● Job
From the listing, collect all lines containing the word "equation".

[Records from a collection of figures]
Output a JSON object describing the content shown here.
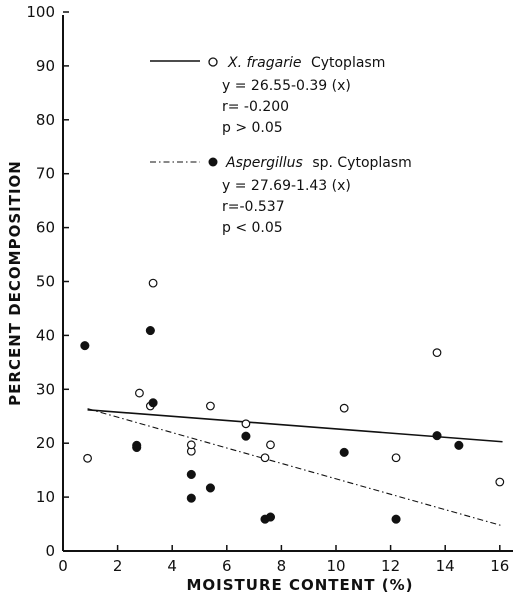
{
  "chart_data": {
    "type": "scatter",
    "xlabel": "MOISTURE CONTENT (%)",
    "ylabel": "PERCENT DECOMPOSITION",
    "xlim": [
      0,
      16.4
    ],
    "ylim": [
      0,
      100
    ],
    "x_ticks": [
      "0",
      "2",
      "4",
      "6",
      "8",
      "10",
      "12",
      "14",
      "16"
    ],
    "y_ticks": [
      "0",
      "10",
      "20",
      "30",
      "40",
      "50",
      "60",
      "70",
      "80",
      "90",
      "100"
    ],
    "grid": false,
    "legend_position": "top-center",
    "series": [
      {
        "name": "X. fragarie",
        "name_suffix": "Cytoplasm",
        "marker": "open-circle",
        "line_style": "solid",
        "equation": "y = 26.55-0.39 (x)",
        "r": "r= -0.200",
        "p": "p >  0.05",
        "fit": {
          "intercept": 26.55,
          "slope": -0.39,
          "x_range": [
            0.9,
            16.1
          ]
        },
        "points": [
          {
            "x": 0.9,
            "y": 17.2
          },
          {
            "x": 2.8,
            "y": 29.3
          },
          {
            "x": 3.2,
            "y": 26.9
          },
          {
            "x": 3.3,
            "y": 49.7
          },
          {
            "x": 4.7,
            "y": 18.5
          },
          {
            "x": 4.7,
            "y": 19.7
          },
          {
            "x": 5.4,
            "y": 26.9
          },
          {
            "x": 6.7,
            "y": 23.6
          },
          {
            "x": 7.4,
            "y": 17.3
          },
          {
            "x": 7.6,
            "y": 19.7
          },
          {
            "x": 10.3,
            "y": 26.5
          },
          {
            "x": 12.2,
            "y": 17.3
          },
          {
            "x": 13.7,
            "y": 36.8
          },
          {
            "x": 16.0,
            "y": 12.8
          }
        ]
      },
      {
        "name": "Aspergillus",
        "name_suffix": "sp. Cytoplasm",
        "marker": "filled-circle",
        "line_style": "dash-dot",
        "equation": "y = 27.69-1.43 (x)",
        "r": "r=-0.537",
        "p": "p <  0.05",
        "fit": {
          "intercept": 27.69,
          "slope": -1.43,
          "x_range": [
            0.9,
            16.1
          ]
        },
        "points": [
          {
            "x": 0.8,
            "y": 38.1
          },
          {
            "x": 2.7,
            "y": 19.2
          },
          {
            "x": 2.7,
            "y": 19.6
          },
          {
            "x": 3.2,
            "y": 40.9
          },
          {
            "x": 3.3,
            "y": 27.5
          },
          {
            "x": 4.7,
            "y": 14.2
          },
          {
            "x": 4.7,
            "y": 9.8
          },
          {
            "x": 5.4,
            "y": 11.7
          },
          {
            "x": 6.7,
            "y": 21.3
          },
          {
            "x": 7.4,
            "y": 5.9
          },
          {
            "x": 7.6,
            "y": 6.3
          },
          {
            "x": 10.3,
            "y": 18.3
          },
          {
            "x": 12.2,
            "y": 5.9
          },
          {
            "x": 13.7,
            "y": 21.4
          },
          {
            "x": 14.5,
            "y": 19.6
          }
        ]
      }
    ]
  }
}
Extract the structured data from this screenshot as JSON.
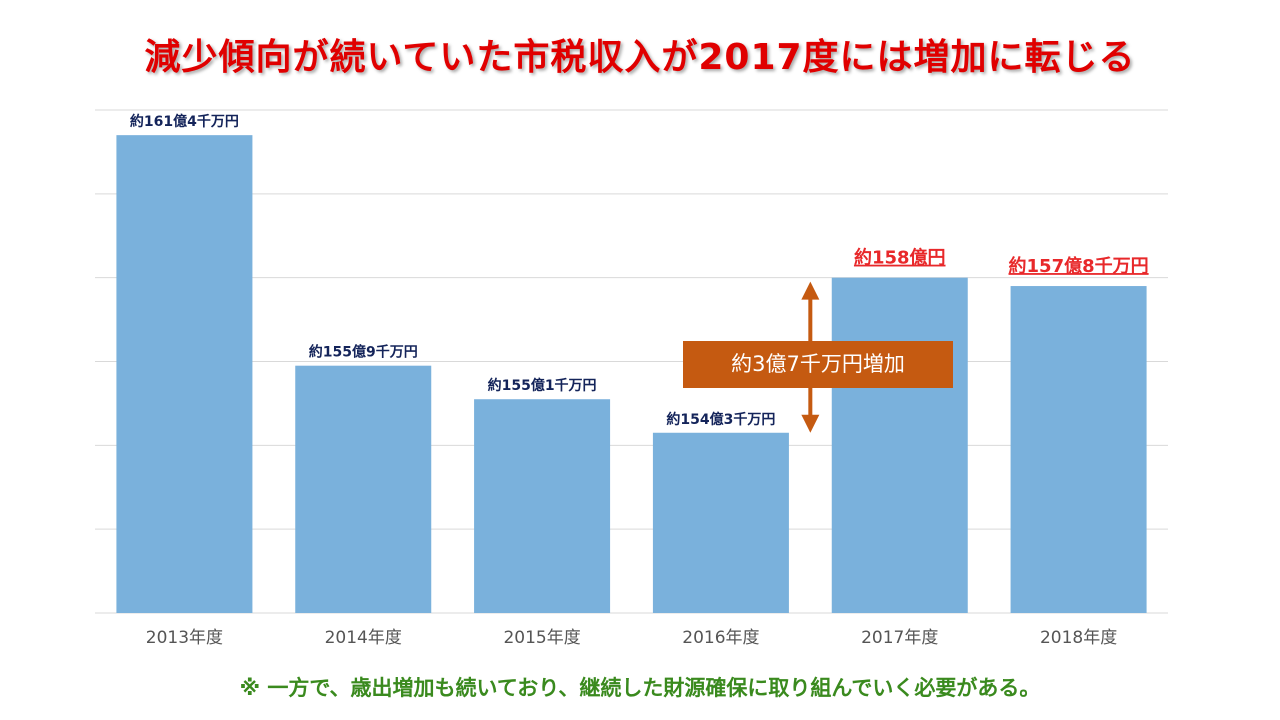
{
  "title": "減少傾向が続いていた市税収入が2017度には増加に転じる",
  "footnote": "※ 一方で、歳出増加も続いており、継続した財源確保に取り組んでいく必要がある。",
  "callout": "約3億7千万円増加",
  "colors": {
    "title": "#e00000",
    "bar": "#7ab1dc",
    "label_normal": "#14245a",
    "label_highlight": "#e8282a",
    "callout_bg": "#c55a11",
    "arrow": "#c55a11",
    "grid": "#d9d9d9",
    "axis_label": "#555555",
    "footnote": "#3a8a1e"
  },
  "chart_data": {
    "type": "bar",
    "categories": [
      "2013年度",
      "2014年度",
      "2015年度",
      "2016年度",
      "2017年度",
      "2018年度"
    ],
    "values": [
      161.4,
      155.9,
      155.1,
      154.3,
      158.0,
      157.8
    ],
    "data_labels": [
      "約161億4千万円",
      "約155億9千万円",
      "約155億1千万円",
      "約154億3千万円",
      "約158億円",
      "約157億8千万円"
    ],
    "highlighted": [
      false,
      false,
      false,
      false,
      true,
      true
    ],
    "ylim": [
      150,
      162
    ],
    "grid": true,
    "units": "億円"
  }
}
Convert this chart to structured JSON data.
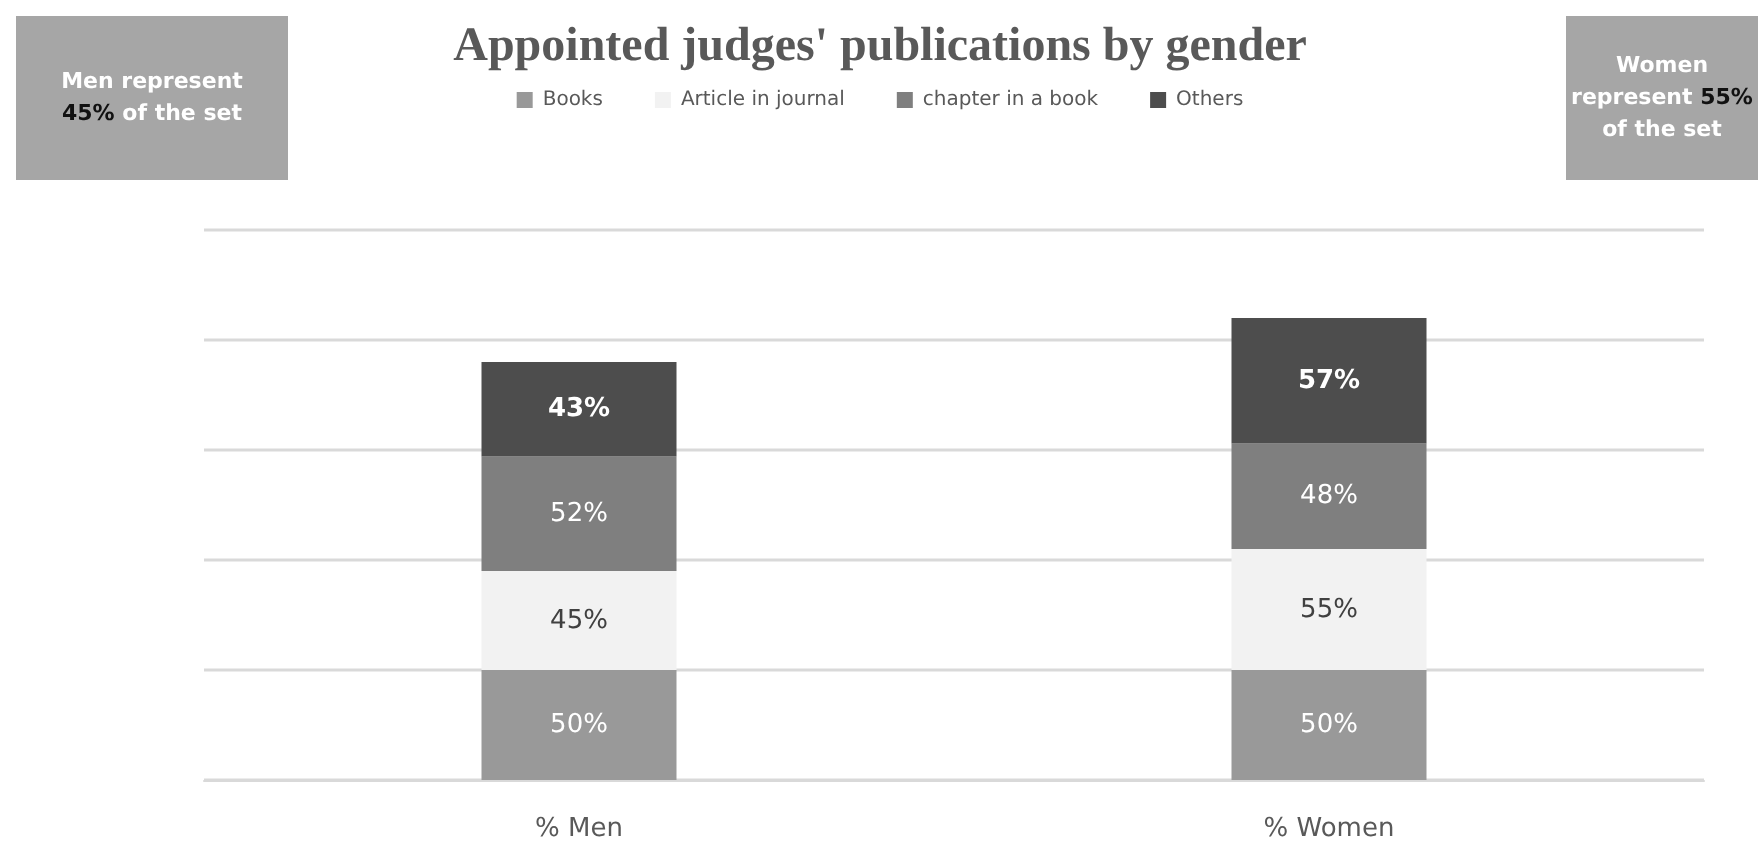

● Full output
        "equation": "y = 26.55-0.39 (x)",
        "equation": "y = 27.69-1.43 (x)",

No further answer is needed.